** Required work **
Copy every entry below exactly, and keep out the pictures.

** Data listing **
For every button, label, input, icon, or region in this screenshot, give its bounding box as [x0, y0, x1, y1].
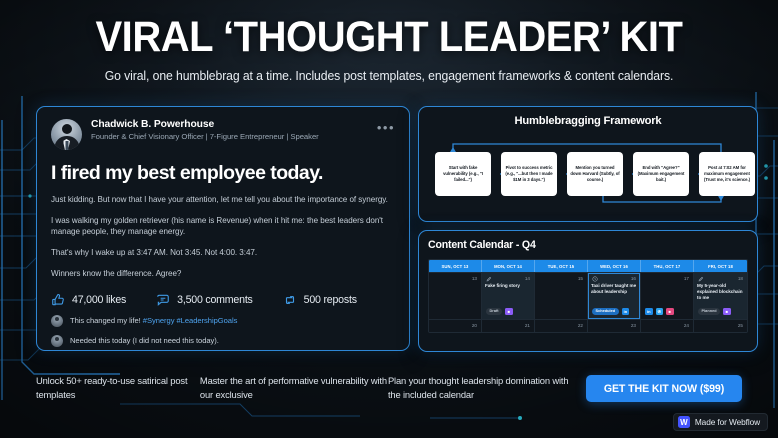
flow-step-2[interactable]: Pivot to success metric (e.g., "...but t… [501, 152, 557, 196]
day-number: 14 [525, 276, 530, 281]
calendar-grid: SUN, OCT 13 MON, OCT 14 TUE, OCT 15 WED,… [428, 259, 748, 333]
event-chips: Planned ■ [698, 308, 744, 316]
reposts-label: 500 reposts [304, 294, 357, 306]
calendar-cell[interactable]: 24 [641, 319, 694, 332]
humblebragging-framework-panel: Humblebragging Framework Start with fake… [418, 106, 758, 222]
day-header: WED, OCT 16 [588, 260, 641, 272]
day-number: 21 [525, 323, 530, 328]
webflow-icon: W [678, 416, 690, 428]
social-icon[interactable]: ■ [505, 308, 513, 316]
post-paragraph: Just kidding. But now that I have your a… [51, 194, 395, 206]
avatar [51, 119, 82, 150]
status-badge[interactable]: Draft [486, 308, 502, 315]
calendar-cell[interactable]: 22 [535, 319, 588, 332]
calendar-cell[interactable]: 20 [429, 319, 482, 332]
badge-label: Made for Webflow [695, 417, 760, 427]
engagement-stats: 47,000 likes 3,500 comments 500 reposts [51, 293, 395, 307]
status-badge[interactable]: Planned [698, 308, 720, 315]
day-number: 16 [631, 276, 636, 281]
event-chips: in ✇ ■ [645, 308, 690, 316]
event-title: Fake firing story [485, 283, 531, 289]
feature-list: Unlock 50+ ready-to-use satirical post t… [36, 374, 576, 401]
post-paragraph: Winners know the difference. Agree? [51, 268, 395, 280]
commenter-avatar [51, 315, 63, 327]
commenter-avatar [51, 335, 63, 347]
day-header: MON, OCT 14 [482, 260, 535, 272]
likes-label: 47,000 likes [72, 294, 126, 306]
calendar-week-1: 13 14 Fake firing story Draft ■ 15 16 [429, 272, 747, 319]
feature-item: Plan your thought leadership domination … [388, 374, 576, 401]
post-headline: I fired my best employee today. [51, 162, 395, 185]
calendar-cell[interactable]: 18 My 5-year-old explained blockchain to… [694, 272, 747, 319]
pencil-icon [486, 276, 492, 282]
calendar-cell[interactable]: 15 [535, 272, 588, 319]
content-calendar-panel: Content Calendar - Q4 SUN, OCT 13 MON, O… [418, 230, 758, 352]
flow-step-3[interactable]: Mention you turned down Harvard (Subtly,… [567, 152, 623, 196]
thumbs-up-icon [51, 293, 65, 307]
event-title: My 5-year-old explained blockchain to me [697, 283, 744, 302]
flow-step-1[interactable]: Start with fake vulnerability (e.g., "I … [435, 152, 491, 196]
twitter-icon[interactable]: ✇ [656, 308, 664, 316]
reposts-stat[interactable]: 500 reposts [283, 293, 357, 307]
pencil-icon [698, 276, 704, 282]
calendar-cell[interactable]: 14 Fake firing story Draft ■ [482, 272, 535, 319]
author-title: Founder & Chief Visionary Officer | 7-Fi… [91, 132, 319, 141]
calendar-cell[interactable]: 13 [429, 272, 482, 319]
comment-row: Needed this today (I did not need this t… [51, 335, 395, 347]
comments-stat[interactable]: 3,500 comments [156, 293, 253, 307]
comment-text: Needed this today (I did not need this t… [70, 336, 219, 345]
calendar-cell[interactable]: 25 [694, 319, 747, 332]
day-number: 22 [578, 323, 583, 328]
framework-title: Humblebragging Framework [429, 115, 747, 127]
flow-step-4[interactable]: End with "Agree?" (Maximum engagement ba… [633, 152, 689, 196]
page-header: VIRAL ‘THOUGHT LEADER’ KIT Go viral, one… [0, 16, 778, 83]
comment-icon [156, 293, 170, 307]
day-number: 13 [472, 276, 477, 281]
linkedin-icon[interactable]: in [622, 308, 630, 316]
calendar-cell[interactable]: 21 [482, 319, 535, 332]
page-title: VIRAL ‘THOUGHT LEADER’ KIT [27, 16, 751, 60]
comment-row: This changed my life! #Synergy #Leadersh… [51, 315, 395, 327]
day-number: 20 [472, 323, 477, 328]
day-header: FRI, OCT 18 [694, 260, 747, 272]
calendar-day-headers: SUN, OCT 13 MON, OCT 14 TUE, OCT 15 WED,… [429, 260, 747, 272]
comments-label: 3,500 comments [177, 294, 253, 306]
post-paragraph: That's why I wake up at 3:47 AM. Not 3:4… [51, 247, 395, 259]
author-name: Chadwick B. Powerhouse [91, 119, 319, 130]
more-options-icon[interactable]: ••• [377, 119, 395, 134]
repost-icon [283, 293, 297, 307]
sample-post-card: Chadwick B. Powerhouse Founder & Chief V… [36, 106, 410, 351]
day-number: 23 [631, 323, 636, 328]
post-paragraph: I was walking my golden retriever (his n… [51, 215, 395, 238]
calendar-cell[interactable]: 17 in ✇ ■ [641, 272, 694, 319]
made-for-webflow-badge[interactable]: W Made for Webflow [673, 413, 768, 431]
feature-item: Unlock 50+ ready-to-use satirical post t… [36, 374, 200, 401]
event-title: Taxi driver taught me about leadership [591, 283, 637, 295]
kit-landing-page: VIRAL ‘THOUGHT LEADER’ KIT Go viral, one… [0, 0, 778, 438]
day-header: SUN, OCT 13 [429, 260, 482, 272]
page-subtitle: Go viral, one humblebrag at a time. Incl… [12, 69, 767, 83]
status-badge[interactable]: Scheduled [592, 308, 619, 315]
instagram-icon[interactable]: ■ [666, 308, 674, 316]
comment-text: This changed my life! #Synergy #Leadersh… [70, 316, 237, 325]
likes-stat[interactable]: 47,000 likes [51, 293, 126, 307]
calendar-cell[interactable]: 23 [588, 319, 641, 332]
flow-step-5[interactable]: Post at 7:02 AM for maximum engagement (… [699, 152, 755, 196]
day-number: 17 [684, 276, 689, 281]
framework-flowchart: Start with fake vulnerability (e.g., "I … [429, 143, 747, 205]
calendar-week-2: 20 21 22 23 24 25 [429, 319, 747, 332]
calendar-cell[interactable]: 16 Taxi driver taught me about leadershi… [588, 272, 641, 319]
event-chips: Draft ■ [486, 308, 531, 316]
feature-item: Master the art of performative vulnerabi… [200, 374, 388, 401]
get-the-kit-button[interactable]: GET THE KIT NOW ($99) [586, 375, 742, 402]
day-header: TUE, OCT 15 [535, 260, 588, 272]
day-number: 24 [684, 323, 689, 328]
day-number: 15 [578, 276, 583, 281]
post-author-row: Chadwick B. Powerhouse Founder & Chief V… [51, 119, 395, 150]
day-number: 25 [738, 323, 743, 328]
social-icon[interactable]: ■ [723, 308, 731, 316]
day-number: 18 [738, 276, 743, 281]
clock-icon [592, 276, 598, 282]
event-chips: Scheduled in [592, 308, 637, 316]
calendar-title: Content Calendar - Q4 [428, 239, 748, 251]
day-header: THU, OCT 17 [641, 260, 694, 272]
linkedin-icon[interactable]: in [645, 308, 653, 316]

** Task answer **
For every button, label, input, icon, or region in this screenshot, give its bounding box as [x0, y0, x1, y1].
flow-step-2[interactable]: Pivot to success metric (e.g., "...but t… [501, 152, 557, 196]
day-number: 14 [525, 276, 530, 281]
calendar-grid: SUN, OCT 13 MON, OCT 14 TUE, OCT 15 WED,… [428, 259, 748, 333]
event-chips: Planned ■ [698, 308, 744, 316]
reposts-label: 500 reposts [304, 294, 357, 306]
calendar-cell[interactable]: 24 [641, 319, 694, 332]
humblebragging-framework-panel: Humblebragging Framework Start with fake… [418, 106, 758, 222]
day-header: WED, OCT 16 [588, 260, 641, 272]
day-number: 21 [525, 323, 530, 328]
webflow-icon: W [678, 416, 690, 428]
social-icon[interactable]: ■ [505, 308, 513, 316]
post-paragraph: Just kidding. But now that I have your a… [51, 194, 395, 206]
avatar [51, 119, 82, 150]
status-badge[interactable]: Draft [486, 308, 502, 315]
calendar-cell[interactable]: 22 [535, 319, 588, 332]
calendar-cell[interactable]: 20 [429, 319, 482, 332]
badge-label: Made for Webflow [695, 417, 760, 427]
engagement-stats: 47,000 likes 3,500 comments 500 reposts [51, 293, 395, 307]
status-badge[interactable]: Planned [698, 308, 720, 315]
day-number: 16 [631, 276, 636, 281]
event-chips: in ✇ ■ [645, 308, 690, 316]
event-title: Fake firing story [485, 283, 531, 289]
feature-list: Unlock 50+ ready-to-use satirical post t… [36, 374, 576, 401]
post-paragraph: Winners know the difference. Agree? [51, 268, 395, 280]
commenter-avatar [51, 315, 63, 327]
commenter-avatar [51, 335, 63, 347]
day-header: MON, OCT 14 [482, 260, 535, 272]
likes-label: 47,000 likes [72, 294, 126, 306]
calendar-week-1: 13 14 Fake firing story Draft ■ 15 16 [429, 272, 747, 319]
feature-item: Plan your thought leadership domination … [388, 374, 576, 401]
post-headline: I fired my best employee today. [51, 162, 395, 185]
calendar-cell[interactable]: 18 My 5-year-old explained blockchain to… [694, 272, 747, 319]
pencil-icon [486, 276, 492, 282]
calendar-cell[interactable]: 15 [535, 272, 588, 319]
content-calendar-panel: Content Calendar - Q4 SUN, OCT 13 MON, O… [418, 230, 758, 352]
flow-step-3[interactable]: Mention you turned down Harvard (Subtly,… [567, 152, 623, 196]
thumbs-up-icon [51, 293, 65, 307]
event-title: My 5-year-old explained blockchain to me [697, 283, 744, 302]
flow-step-1[interactable]: Start with fake vulnerability (e.g., "I … [435, 152, 491, 196]
twitter-icon[interactable]: ✇ [656, 308, 664, 316]
reposts-stat[interactable]: 500 reposts [283, 293, 357, 307]
pencil-icon [698, 276, 704, 282]
calendar-cell[interactable]: 14 Fake firing story Draft ■ [482, 272, 535, 319]
author-title: Founder & Chief Visionary Officer | 7-Fi… [91, 132, 319, 141]
calendar-cell[interactable]: 13 [429, 272, 482, 319]
comment-row: Needed this today (I did not need this t… [51, 335, 395, 347]
comments-stat[interactable]: 3,500 comments [156, 293, 253, 307]
comment-text: Needed this today (I did not need this t… [70, 336, 219, 345]
calendar-cell[interactable]: 25 [694, 319, 747, 332]
day-number: 22 [578, 323, 583, 328]
framework-title: Humblebragging Framework [429, 115, 747, 127]
flow-step-4[interactable]: End with "Agree?" (Maximum engagement ba… [633, 152, 689, 196]
page-header: VIRAL ‘THOUGHT LEADER’ KIT Go viral, one… [0, 16, 778, 83]
comment-icon [156, 293, 170, 307]
day-number: 13 [472, 276, 477, 281]
linkedin-icon[interactable]: in [622, 308, 630, 316]
calendar-cell[interactable]: 21 [482, 319, 535, 332]
page-title: VIRAL ‘THOUGHT LEADER’ KIT [27, 16, 751, 60]
comment-row: This changed my life! #Synergy #Leadersh… [51, 315, 395, 327]
day-number: 20 [472, 323, 477, 328]
day-header: FRI, OCT 18 [694, 260, 747, 272]
calendar-day-headers: SUN, OCT 13 MON, OCT 14 TUE, OCT 15 WED,… [429, 260, 747, 272]
comments-label: 3,500 comments [177, 294, 253, 306]
post-paragraph: That's why I wake up at 3:47 AM. Not 3:4… [51, 247, 395, 259]
author-name: Chadwick B. Powerhouse [91, 119, 319, 130]
more-options-icon[interactable]: ••• [377, 119, 395, 134]
repost-icon [283, 293, 297, 307]
sample-post-card: Chadwick B. Powerhouse Founder & Chief V… [36, 106, 410, 351]
day-number: 23 [631, 323, 636, 328]
post-paragraph: I was walking my golden retriever (his n… [51, 215, 395, 238]
calendar-cell[interactable]: 17 in ✇ ■ [641, 272, 694, 319]
made-for-webflow-badge[interactable]: W Made for Webflow [673, 413, 768, 431]
feature-item: Unlock 50+ ready-to-use satirical post t… [36, 374, 200, 401]
event-title: Taxi driver taught me about leadership [591, 283, 637, 295]
kit-landing-page: VIRAL ‘THOUGHT LEADER’ KIT Go viral, one… [0, 0, 778, 438]
day-header: SUN, OCT 13 [429, 260, 482, 272]
page-subtitle: Go viral, one humblebrag at a time. Incl… [12, 69, 767, 83]
status-badge[interactable]: Scheduled [592, 308, 619, 315]
instagram-icon[interactable]: ■ [666, 308, 674, 316]
comment-text: This changed my life! #Synergy #Leadersh… [70, 316, 237, 325]
likes-stat[interactable]: 47,000 likes [51, 293, 126, 307]
calendar-cell[interactable]: 23 [588, 319, 641, 332]
flow-step-5[interactable]: Post at 7:02 AM for maximum engagement (… [699, 152, 755, 196]
day-number: 17 [684, 276, 689, 281]
framework-flowchart: Start with fake vulnerability (e.g., "I … [429, 143, 747, 205]
calendar-week-2: 20 21 22 23 24 25 [429, 319, 747, 332]
calendar-cell[interactable]: 16 Taxi driver taught me about leadershi… [588, 272, 641, 319]
event-chips: Draft ■ [486, 308, 531, 316]
feature-item: Master the art of performative vulnerabi… [200, 374, 388, 401]
get-the-kit-button[interactable]: GET THE KIT NOW ($99) [586, 375, 742, 402]
day-header: TUE, OCT 15 [535, 260, 588, 272]
day-number: 24 [684, 323, 689, 328]
day-number: 15 [578, 276, 583, 281]
post-author-row: Chadwick B. Powerhouse Founder & Chief V… [51, 119, 395, 150]
day-number: 25 [738, 323, 743, 328]
social-icon[interactable]: ■ [723, 308, 731, 316]
day-number: 18 [738, 276, 743, 281]
clock-icon [592, 276, 598, 282]
event-chips: Scheduled in [592, 308, 637, 316]
calendar-title: Content Calendar - Q4 [428, 239, 748, 251]
day-header: THU, OCT 17 [641, 260, 694, 272]
linkedin-icon[interactable]: in [645, 308, 653, 316]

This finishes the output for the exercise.